*What to work on*
Search the data below for the word "content" and copy each line that holds it.

— start —

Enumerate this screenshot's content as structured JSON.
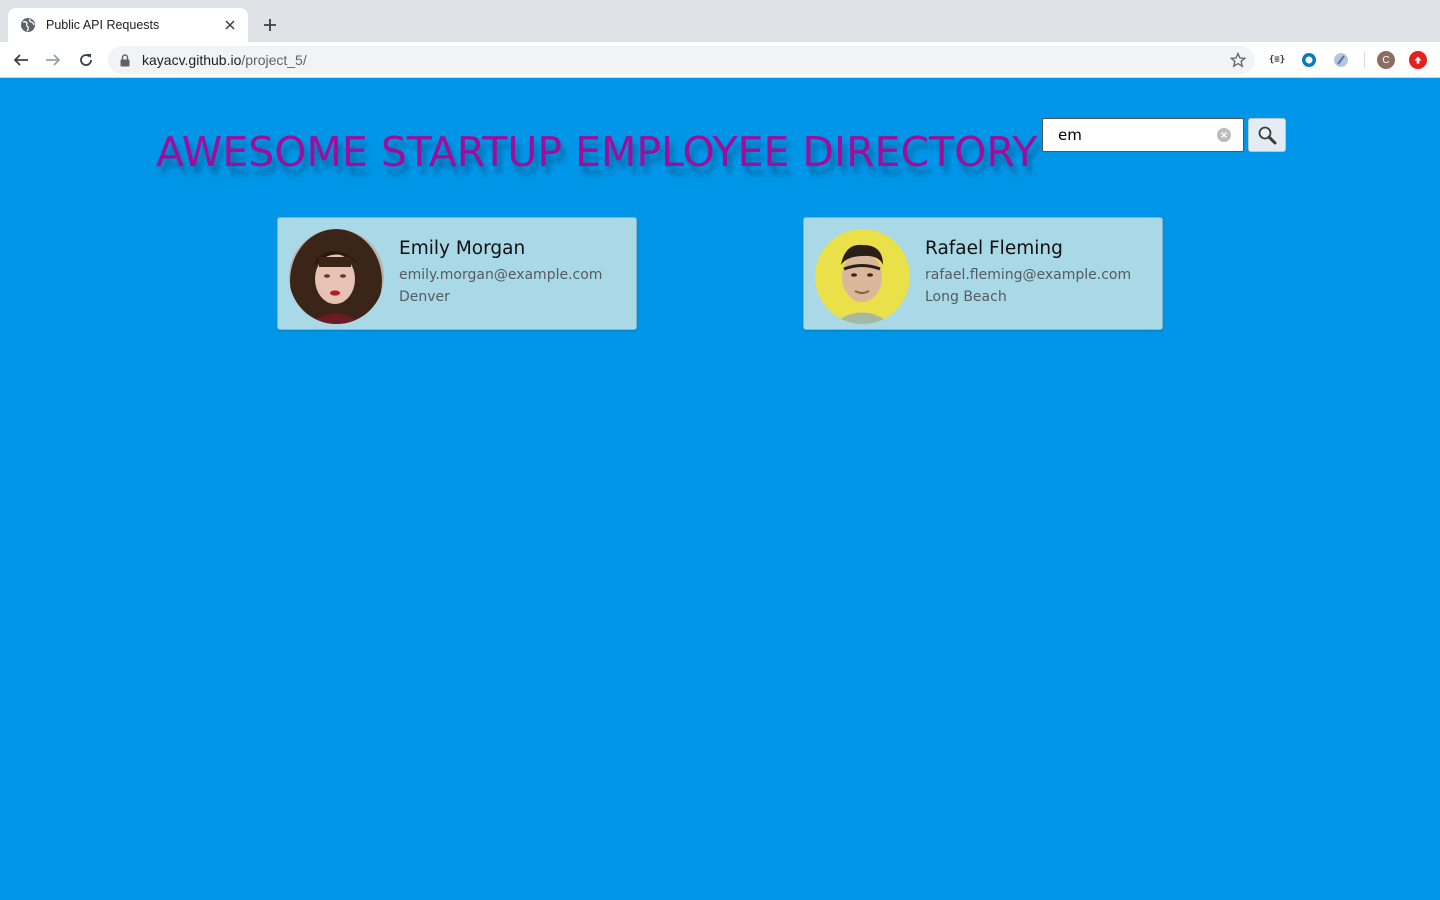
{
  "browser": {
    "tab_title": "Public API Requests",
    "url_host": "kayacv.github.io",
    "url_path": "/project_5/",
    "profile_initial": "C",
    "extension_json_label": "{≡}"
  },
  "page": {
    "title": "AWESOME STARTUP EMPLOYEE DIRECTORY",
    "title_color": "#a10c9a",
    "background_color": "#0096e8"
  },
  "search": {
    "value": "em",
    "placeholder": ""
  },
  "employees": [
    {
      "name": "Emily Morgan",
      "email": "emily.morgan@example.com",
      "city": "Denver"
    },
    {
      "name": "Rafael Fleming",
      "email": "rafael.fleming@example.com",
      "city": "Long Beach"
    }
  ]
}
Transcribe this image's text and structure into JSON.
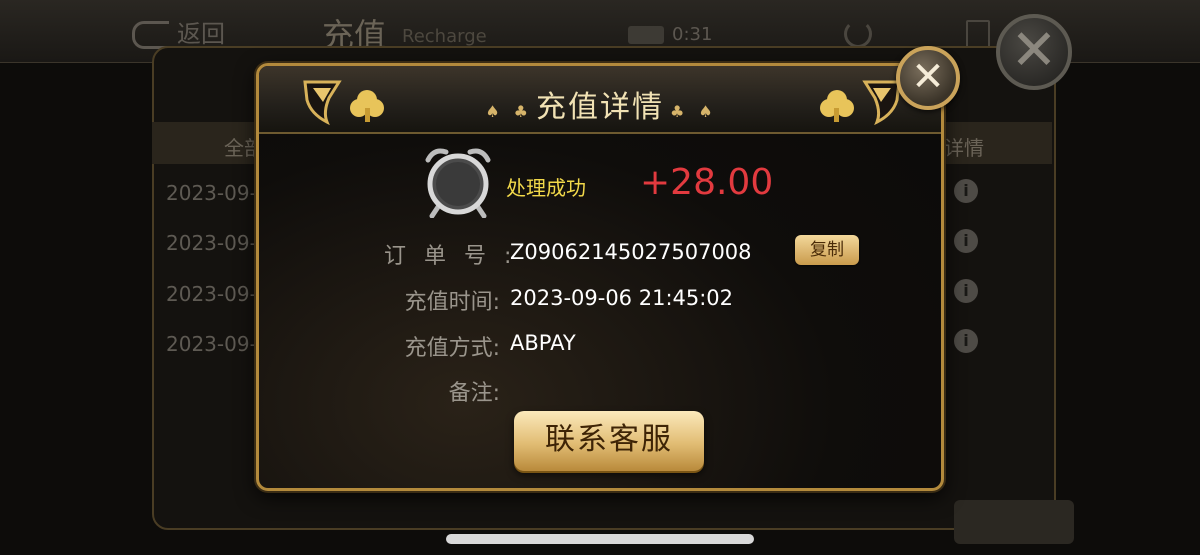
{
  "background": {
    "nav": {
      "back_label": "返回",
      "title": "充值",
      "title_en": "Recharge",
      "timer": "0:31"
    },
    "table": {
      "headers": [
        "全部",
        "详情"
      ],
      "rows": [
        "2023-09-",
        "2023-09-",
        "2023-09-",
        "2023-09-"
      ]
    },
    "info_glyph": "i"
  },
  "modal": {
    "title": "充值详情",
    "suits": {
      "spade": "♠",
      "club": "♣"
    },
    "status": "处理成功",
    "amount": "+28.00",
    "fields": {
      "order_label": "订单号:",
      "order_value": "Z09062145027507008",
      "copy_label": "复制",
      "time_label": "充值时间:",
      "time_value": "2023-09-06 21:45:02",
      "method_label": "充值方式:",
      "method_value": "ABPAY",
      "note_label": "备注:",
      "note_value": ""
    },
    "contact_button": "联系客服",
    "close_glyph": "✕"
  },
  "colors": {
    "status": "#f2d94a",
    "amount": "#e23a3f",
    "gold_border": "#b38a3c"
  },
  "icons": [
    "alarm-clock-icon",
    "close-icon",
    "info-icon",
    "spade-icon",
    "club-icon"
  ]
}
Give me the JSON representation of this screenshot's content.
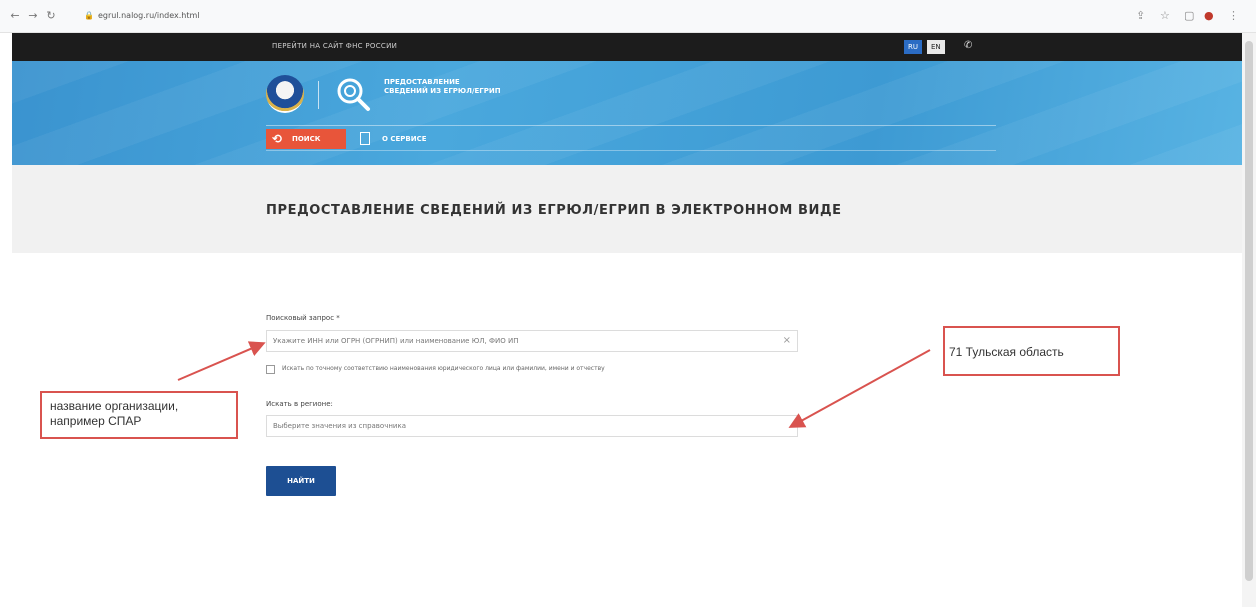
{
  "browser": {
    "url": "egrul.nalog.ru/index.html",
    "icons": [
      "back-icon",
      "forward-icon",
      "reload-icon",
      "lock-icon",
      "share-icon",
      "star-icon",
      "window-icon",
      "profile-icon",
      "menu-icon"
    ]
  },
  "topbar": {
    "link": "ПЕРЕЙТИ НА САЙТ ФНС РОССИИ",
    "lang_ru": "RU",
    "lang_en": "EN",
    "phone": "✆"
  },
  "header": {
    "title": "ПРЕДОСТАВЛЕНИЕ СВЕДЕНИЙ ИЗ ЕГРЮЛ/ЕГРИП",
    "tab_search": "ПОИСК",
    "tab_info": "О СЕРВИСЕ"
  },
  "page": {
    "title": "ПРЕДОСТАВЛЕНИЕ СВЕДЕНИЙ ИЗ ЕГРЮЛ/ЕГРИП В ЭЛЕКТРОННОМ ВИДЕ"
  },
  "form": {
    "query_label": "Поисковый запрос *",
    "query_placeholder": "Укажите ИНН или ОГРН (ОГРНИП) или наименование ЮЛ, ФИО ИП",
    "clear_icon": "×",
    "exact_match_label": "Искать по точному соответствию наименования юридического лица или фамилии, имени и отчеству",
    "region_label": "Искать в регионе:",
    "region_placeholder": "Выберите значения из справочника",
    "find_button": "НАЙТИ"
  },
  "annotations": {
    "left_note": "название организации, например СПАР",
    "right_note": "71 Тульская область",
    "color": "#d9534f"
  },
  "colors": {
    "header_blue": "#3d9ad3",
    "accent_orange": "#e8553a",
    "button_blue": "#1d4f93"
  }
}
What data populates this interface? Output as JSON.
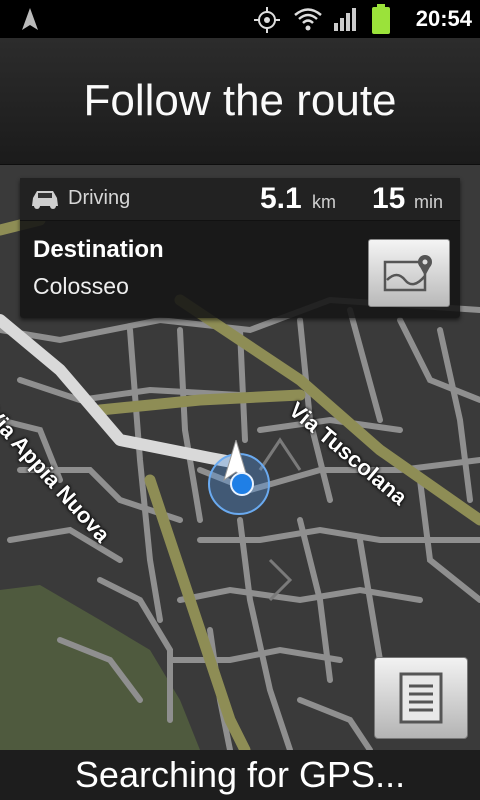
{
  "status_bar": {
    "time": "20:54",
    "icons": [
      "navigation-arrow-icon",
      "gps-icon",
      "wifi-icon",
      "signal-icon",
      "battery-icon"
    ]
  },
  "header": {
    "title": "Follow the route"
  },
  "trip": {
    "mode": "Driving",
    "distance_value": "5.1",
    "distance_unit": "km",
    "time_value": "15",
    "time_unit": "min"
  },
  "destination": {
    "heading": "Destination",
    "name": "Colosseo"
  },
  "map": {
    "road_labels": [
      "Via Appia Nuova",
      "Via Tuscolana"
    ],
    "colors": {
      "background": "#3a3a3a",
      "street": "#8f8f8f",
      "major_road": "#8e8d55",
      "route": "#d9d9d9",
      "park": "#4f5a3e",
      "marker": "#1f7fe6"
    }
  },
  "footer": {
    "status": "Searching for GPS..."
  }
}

— end —

*Result for this exercise*
Enumerate this screenshot's content as structured JSON.
Give me the JSON representation of this screenshot's content.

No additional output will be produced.